» **Entries taken from a collection**:
____________________

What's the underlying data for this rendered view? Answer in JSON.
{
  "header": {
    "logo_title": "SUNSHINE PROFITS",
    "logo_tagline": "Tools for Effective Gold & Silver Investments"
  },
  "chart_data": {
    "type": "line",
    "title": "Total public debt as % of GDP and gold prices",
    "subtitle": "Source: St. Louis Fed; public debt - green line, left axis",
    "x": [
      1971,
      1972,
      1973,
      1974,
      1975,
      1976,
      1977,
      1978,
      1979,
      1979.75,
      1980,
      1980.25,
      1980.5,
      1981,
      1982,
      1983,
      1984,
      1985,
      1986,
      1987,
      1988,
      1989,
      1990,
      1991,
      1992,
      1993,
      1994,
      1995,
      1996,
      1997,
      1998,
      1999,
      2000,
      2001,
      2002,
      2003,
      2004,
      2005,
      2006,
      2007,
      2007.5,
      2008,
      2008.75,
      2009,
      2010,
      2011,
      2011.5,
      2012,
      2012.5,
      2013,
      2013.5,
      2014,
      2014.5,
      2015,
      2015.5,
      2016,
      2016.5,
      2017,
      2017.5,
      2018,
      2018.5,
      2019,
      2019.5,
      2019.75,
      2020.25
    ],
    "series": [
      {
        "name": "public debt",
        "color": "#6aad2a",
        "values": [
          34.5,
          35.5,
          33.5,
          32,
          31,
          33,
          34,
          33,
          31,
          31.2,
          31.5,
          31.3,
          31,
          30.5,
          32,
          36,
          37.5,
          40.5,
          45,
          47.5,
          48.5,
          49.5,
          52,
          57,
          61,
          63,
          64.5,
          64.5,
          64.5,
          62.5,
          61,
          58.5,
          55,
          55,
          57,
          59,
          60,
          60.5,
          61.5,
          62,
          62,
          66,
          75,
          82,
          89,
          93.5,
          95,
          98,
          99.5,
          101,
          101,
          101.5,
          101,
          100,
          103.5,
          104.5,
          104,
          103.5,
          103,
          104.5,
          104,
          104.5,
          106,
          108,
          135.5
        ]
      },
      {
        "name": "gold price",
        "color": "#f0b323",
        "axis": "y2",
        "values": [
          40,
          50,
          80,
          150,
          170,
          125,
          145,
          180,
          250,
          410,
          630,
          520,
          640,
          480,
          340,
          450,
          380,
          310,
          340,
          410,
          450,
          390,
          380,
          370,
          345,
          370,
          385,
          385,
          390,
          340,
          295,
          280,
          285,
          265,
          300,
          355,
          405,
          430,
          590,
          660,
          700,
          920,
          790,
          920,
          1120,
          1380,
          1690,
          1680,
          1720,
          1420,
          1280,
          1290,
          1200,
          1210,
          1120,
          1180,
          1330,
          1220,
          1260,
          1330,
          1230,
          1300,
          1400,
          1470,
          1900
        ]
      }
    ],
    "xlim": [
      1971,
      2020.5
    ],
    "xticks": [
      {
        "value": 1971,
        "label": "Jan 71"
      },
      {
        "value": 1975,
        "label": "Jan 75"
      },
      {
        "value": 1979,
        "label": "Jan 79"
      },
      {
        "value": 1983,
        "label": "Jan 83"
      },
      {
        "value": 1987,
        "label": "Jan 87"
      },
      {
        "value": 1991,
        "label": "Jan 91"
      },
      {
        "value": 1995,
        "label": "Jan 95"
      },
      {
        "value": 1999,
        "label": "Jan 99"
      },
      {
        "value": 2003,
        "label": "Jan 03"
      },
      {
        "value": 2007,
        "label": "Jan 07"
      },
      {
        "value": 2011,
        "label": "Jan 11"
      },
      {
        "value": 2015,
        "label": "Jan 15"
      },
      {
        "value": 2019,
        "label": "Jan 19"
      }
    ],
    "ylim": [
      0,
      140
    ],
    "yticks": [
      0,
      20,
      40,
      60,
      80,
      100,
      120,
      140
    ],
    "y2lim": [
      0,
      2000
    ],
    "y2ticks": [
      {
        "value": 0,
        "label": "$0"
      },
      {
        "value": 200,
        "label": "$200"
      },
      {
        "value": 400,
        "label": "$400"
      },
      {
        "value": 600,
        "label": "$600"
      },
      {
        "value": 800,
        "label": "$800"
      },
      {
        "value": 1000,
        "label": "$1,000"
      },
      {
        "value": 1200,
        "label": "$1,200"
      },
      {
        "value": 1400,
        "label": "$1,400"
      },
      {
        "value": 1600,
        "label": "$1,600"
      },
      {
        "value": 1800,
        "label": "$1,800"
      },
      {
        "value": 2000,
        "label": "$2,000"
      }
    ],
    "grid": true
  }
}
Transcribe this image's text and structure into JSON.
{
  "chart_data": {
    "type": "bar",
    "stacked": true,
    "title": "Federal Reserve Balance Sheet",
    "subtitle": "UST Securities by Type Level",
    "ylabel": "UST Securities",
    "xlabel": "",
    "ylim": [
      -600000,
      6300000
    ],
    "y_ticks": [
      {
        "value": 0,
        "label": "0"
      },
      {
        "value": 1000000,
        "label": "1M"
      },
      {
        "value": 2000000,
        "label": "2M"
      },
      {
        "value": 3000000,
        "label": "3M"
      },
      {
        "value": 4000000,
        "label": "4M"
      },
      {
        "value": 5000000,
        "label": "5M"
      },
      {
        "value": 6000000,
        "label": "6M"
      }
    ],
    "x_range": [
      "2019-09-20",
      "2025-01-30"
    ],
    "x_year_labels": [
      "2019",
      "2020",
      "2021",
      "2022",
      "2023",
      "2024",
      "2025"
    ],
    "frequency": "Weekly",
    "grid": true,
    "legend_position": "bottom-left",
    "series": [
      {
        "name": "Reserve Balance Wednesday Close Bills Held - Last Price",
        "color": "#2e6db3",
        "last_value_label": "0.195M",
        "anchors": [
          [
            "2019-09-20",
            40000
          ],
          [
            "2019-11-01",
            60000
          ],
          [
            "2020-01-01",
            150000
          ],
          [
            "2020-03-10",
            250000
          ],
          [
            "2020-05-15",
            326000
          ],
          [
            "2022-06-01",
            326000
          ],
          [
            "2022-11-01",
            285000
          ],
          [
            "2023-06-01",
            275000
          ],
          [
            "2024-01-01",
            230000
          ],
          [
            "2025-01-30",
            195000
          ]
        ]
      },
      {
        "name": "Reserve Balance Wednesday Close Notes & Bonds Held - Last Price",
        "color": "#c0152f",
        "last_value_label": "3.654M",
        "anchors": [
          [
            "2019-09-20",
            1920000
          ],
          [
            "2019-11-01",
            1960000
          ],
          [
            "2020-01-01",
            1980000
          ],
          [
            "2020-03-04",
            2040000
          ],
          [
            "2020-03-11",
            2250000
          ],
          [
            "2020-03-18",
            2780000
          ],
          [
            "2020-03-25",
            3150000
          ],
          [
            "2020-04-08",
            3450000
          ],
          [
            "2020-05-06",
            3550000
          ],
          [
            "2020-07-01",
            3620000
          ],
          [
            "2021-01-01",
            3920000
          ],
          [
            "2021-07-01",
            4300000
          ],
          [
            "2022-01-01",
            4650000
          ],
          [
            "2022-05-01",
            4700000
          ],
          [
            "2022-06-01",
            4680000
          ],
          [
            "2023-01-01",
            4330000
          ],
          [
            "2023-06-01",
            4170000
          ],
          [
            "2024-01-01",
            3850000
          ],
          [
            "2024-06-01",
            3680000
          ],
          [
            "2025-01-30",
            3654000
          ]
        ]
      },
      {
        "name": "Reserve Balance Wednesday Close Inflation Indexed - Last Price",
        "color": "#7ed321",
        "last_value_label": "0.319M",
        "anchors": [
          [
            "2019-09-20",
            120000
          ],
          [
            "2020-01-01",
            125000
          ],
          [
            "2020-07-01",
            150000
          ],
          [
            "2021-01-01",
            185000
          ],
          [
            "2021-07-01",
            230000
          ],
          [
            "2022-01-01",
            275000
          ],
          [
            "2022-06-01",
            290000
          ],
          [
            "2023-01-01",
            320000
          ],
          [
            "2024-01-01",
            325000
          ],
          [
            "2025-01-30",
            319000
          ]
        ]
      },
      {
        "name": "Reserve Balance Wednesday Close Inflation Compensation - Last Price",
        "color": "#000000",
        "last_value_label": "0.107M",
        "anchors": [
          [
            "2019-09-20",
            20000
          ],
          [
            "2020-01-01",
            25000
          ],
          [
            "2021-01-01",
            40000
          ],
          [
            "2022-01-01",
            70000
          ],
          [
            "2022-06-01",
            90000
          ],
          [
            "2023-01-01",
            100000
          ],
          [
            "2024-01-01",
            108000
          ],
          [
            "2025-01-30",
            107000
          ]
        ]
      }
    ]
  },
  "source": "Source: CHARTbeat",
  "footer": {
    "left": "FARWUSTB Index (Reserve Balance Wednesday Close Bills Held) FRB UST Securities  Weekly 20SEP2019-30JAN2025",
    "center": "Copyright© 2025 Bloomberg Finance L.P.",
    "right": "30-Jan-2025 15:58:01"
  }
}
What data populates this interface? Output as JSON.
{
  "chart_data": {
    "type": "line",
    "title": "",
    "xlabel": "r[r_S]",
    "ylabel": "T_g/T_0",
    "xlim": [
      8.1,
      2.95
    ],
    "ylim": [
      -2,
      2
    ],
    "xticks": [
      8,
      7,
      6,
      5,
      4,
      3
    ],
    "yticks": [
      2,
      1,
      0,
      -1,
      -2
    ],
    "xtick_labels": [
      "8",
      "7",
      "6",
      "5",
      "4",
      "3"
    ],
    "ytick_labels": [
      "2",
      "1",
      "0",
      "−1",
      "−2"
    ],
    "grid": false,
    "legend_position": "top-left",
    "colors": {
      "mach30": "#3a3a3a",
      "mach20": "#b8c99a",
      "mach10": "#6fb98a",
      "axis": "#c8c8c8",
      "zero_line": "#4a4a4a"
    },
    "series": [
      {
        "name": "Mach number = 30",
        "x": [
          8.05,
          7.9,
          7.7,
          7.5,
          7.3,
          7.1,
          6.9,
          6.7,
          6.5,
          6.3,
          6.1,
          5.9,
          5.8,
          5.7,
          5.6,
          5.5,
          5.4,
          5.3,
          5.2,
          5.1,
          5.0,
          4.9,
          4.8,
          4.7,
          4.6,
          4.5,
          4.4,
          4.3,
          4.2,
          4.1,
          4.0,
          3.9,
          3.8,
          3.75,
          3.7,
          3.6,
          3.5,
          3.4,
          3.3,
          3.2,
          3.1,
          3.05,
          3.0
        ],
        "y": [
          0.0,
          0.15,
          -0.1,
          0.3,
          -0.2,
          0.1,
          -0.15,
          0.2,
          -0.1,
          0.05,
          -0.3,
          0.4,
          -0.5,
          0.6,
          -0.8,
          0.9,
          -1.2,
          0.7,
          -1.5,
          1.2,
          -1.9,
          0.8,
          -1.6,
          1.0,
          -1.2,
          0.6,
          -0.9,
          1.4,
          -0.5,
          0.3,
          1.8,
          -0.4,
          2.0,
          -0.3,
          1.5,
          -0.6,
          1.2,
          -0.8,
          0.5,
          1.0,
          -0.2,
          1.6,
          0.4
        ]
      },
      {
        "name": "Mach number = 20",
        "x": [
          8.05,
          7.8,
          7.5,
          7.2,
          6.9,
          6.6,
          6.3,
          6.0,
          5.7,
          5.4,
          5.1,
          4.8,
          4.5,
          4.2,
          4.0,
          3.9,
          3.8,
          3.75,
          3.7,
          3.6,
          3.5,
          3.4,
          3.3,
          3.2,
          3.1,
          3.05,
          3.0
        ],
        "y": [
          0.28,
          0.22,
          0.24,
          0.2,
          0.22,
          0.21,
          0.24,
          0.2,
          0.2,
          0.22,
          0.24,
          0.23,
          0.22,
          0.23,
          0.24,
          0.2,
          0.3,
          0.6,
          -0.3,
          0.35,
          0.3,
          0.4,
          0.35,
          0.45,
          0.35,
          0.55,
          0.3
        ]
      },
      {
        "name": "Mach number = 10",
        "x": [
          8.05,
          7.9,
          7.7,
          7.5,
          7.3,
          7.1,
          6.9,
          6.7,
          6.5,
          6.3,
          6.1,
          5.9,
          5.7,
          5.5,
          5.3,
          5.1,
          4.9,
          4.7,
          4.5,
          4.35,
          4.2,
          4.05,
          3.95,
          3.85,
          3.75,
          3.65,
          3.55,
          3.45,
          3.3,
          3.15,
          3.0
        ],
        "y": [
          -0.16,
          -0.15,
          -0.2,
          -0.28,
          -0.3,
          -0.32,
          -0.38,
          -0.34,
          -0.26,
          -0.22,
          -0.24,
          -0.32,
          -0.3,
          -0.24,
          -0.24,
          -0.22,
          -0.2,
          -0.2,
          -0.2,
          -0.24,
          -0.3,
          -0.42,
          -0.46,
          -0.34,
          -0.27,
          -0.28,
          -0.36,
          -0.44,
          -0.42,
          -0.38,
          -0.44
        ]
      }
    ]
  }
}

____________________

» **The exercise**:
Every line containing the string "JSON" must be listed.

» **Solution for this problem**:
What's the underlying data for this rendered view? Answer in JSON.
Transcribe this image's text and structure into JSON.
What data populates this interface? Output as JSON.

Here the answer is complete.